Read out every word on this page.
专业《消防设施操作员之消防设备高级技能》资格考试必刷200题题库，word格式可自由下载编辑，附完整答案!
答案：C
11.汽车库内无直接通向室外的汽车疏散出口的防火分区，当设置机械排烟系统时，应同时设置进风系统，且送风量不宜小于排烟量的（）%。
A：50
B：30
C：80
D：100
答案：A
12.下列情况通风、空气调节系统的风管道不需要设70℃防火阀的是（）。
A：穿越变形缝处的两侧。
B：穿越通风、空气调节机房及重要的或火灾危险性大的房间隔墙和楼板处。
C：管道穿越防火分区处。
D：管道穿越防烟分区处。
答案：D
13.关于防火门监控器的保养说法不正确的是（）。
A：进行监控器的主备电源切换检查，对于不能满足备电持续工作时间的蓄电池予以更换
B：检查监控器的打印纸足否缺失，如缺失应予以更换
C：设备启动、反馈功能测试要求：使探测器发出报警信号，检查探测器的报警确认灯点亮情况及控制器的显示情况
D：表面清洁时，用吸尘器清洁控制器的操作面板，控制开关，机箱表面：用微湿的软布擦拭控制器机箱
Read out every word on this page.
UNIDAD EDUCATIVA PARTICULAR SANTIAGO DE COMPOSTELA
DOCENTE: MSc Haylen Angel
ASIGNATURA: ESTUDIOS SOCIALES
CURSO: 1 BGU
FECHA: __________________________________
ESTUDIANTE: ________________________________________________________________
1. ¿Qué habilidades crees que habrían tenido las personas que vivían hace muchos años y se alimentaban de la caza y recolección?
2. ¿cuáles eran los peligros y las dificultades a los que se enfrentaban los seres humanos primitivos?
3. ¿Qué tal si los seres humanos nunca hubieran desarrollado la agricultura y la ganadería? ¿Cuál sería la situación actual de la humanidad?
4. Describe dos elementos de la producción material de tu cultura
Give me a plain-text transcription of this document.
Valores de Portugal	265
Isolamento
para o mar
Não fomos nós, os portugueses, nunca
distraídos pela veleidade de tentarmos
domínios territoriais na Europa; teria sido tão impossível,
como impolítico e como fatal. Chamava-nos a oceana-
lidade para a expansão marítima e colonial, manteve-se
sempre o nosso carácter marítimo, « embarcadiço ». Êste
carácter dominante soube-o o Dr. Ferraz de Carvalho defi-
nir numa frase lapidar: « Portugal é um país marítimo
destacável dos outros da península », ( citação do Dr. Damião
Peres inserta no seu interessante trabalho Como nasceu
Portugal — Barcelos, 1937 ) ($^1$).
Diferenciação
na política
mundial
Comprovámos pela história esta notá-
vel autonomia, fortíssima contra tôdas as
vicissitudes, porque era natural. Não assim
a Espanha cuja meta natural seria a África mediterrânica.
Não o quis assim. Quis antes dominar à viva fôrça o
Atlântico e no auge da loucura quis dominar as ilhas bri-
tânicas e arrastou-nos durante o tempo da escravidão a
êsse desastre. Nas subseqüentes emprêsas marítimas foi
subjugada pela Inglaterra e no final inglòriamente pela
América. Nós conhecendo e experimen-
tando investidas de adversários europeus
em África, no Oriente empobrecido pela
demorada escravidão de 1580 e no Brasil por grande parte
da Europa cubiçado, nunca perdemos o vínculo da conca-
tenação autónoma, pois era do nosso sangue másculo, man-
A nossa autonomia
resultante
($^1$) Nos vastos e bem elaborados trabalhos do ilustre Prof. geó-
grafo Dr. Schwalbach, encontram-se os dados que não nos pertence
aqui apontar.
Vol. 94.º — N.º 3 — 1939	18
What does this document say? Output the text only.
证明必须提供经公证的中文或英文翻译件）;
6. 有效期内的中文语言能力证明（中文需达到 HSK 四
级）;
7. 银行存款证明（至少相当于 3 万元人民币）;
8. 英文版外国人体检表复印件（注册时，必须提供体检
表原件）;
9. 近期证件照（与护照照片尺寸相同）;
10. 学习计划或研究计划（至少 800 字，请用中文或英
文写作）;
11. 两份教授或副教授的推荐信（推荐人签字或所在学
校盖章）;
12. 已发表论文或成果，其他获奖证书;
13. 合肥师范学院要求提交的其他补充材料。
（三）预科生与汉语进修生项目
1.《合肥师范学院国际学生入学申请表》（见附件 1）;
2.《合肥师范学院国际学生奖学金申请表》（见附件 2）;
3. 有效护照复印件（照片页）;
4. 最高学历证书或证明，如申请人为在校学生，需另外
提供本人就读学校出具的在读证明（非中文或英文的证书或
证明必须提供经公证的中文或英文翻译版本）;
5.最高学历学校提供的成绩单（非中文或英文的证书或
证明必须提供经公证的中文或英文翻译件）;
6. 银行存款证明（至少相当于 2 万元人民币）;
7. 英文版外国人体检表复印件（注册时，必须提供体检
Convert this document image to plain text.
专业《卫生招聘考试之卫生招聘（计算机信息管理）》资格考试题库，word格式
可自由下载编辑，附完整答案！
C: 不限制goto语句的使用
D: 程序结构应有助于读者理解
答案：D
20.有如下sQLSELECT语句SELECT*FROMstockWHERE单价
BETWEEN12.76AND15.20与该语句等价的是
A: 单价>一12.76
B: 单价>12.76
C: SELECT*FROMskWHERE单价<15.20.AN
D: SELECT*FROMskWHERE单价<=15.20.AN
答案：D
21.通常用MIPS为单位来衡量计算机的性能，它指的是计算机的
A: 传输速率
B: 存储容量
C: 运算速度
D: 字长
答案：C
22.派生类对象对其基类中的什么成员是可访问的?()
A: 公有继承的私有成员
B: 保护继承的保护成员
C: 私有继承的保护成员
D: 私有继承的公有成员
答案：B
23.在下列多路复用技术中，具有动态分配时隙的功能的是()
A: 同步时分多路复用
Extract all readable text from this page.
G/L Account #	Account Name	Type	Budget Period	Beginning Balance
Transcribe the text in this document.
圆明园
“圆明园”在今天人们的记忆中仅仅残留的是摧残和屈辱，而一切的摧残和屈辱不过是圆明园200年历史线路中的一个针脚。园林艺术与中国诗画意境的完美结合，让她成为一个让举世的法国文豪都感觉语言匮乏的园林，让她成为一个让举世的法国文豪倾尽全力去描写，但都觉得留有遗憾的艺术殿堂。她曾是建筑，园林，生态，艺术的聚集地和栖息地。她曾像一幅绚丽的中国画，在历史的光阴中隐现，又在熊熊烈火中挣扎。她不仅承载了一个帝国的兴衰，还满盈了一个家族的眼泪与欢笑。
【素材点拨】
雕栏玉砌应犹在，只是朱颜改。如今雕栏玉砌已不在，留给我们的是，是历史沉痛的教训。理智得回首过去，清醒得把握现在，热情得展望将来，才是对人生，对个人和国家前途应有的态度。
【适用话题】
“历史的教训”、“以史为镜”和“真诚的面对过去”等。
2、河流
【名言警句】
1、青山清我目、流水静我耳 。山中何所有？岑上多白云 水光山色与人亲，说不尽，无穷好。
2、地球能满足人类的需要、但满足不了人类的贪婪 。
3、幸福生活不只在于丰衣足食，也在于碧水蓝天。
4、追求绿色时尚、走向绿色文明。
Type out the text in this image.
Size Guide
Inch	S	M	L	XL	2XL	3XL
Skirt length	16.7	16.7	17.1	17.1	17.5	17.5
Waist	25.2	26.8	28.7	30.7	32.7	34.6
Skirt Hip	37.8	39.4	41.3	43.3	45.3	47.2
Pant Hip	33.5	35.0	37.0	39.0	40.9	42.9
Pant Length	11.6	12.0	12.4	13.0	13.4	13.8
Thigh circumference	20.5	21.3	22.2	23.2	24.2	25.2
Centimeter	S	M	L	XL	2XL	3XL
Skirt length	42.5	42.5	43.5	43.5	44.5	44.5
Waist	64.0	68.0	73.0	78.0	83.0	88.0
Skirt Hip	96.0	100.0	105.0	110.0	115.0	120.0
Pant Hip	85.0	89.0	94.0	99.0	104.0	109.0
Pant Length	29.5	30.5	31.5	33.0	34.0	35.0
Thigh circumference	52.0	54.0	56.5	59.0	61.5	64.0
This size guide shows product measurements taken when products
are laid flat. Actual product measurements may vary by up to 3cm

──────

** Given problem **
Repeat exactly the lines starting at the line with "Extract all readable text from this page." and ending with the final line of the entries. Include nothing else.

** Full response **
Extract all readable text from this page.
G/L Account #	Account Name	Type	Budget Period	Beginning Balance
Transcribe the text in this document.
圆明园
“圆明园”在今天人们的记忆中仅仅残留的是摧残和屈辱，而一切的摧残和屈辱不过是圆明园200年历史线路中的一个针脚。园林艺术与中国诗画意境的完美结合，让她成为一个让举世的法国文豪都感觉语言匮乏的园林，让她成为一个让举世的法国文豪倾尽全力去描写，但都觉得留有遗憾的艺术殿堂。她曾是建筑，园林，生态，艺术的聚集地和栖息地。她曾像一幅绚丽的中国画，在历史的光阴中隐现，又在熊熊烈火中挣扎。她不仅承载了一个帝国的兴衰，还满盈了一个家族的眼泪与欢笑。
【素材点拨】
雕栏玉砌应犹在，只是朱颜改。如今雕栏玉砌已不在，留给我们的是，是历史沉痛的教训。理智得回首过去，清醒得把握现在，热情得展望将来，才是对人生，对个人和国家前途应有的态度。
【适用话题】
“历史的教训”、“以史为镜”和“真诚的面对过去”等。
2、河流
【名言警句】
1、青山清我目、流水静我耳 。山中何所有？岑上多白云 水光山色与人亲，说不尽，无穷好。
2、地球能满足人类的需要、但满足不了人类的贪婪 。
3、幸福生活不只在于丰衣足食，也在于碧水蓝天。
4、追求绿色时尚、走向绿色文明。
Type out the text in this image.
Size Guide
Inch	S	M	L	XL	2XL	3XL
Skirt length	16.7	16.7	17.1	17.1	17.5	17.5
Waist	25.2	26.8	28.7	30.7	32.7	34.6
Skirt Hip	37.8	39.4	41.3	43.3	45.3	47.2
Pant Hip	33.5	35.0	37.0	39.0	40.9	42.9
Pant Length	11.6	12.0	12.4	13.0	13.4	13.8
Thigh circumference	20.5	21.3	22.2	23.2	24.2	25.2
Centimeter	S	M	L	XL	2XL	3XL
Skirt length	42.5	42.5	43.5	43.5	44.5	44.5
Waist	64.0	68.0	73.0	78.0	83.0	88.0
Skirt Hip	96.0	100.0	105.0	110.0	115.0	120.0
Pant Hip	85.0	89.0	94.0	99.0	104.0	109.0
Pant Length	29.5	30.5	31.5	33.0	34.0	35.0
Thigh circumference	52.0	54.0	56.5	59.0	61.5	64.0
This size guide shows product measurements taken when products
are laid flat. Actual product measurements may vary by up to 3cm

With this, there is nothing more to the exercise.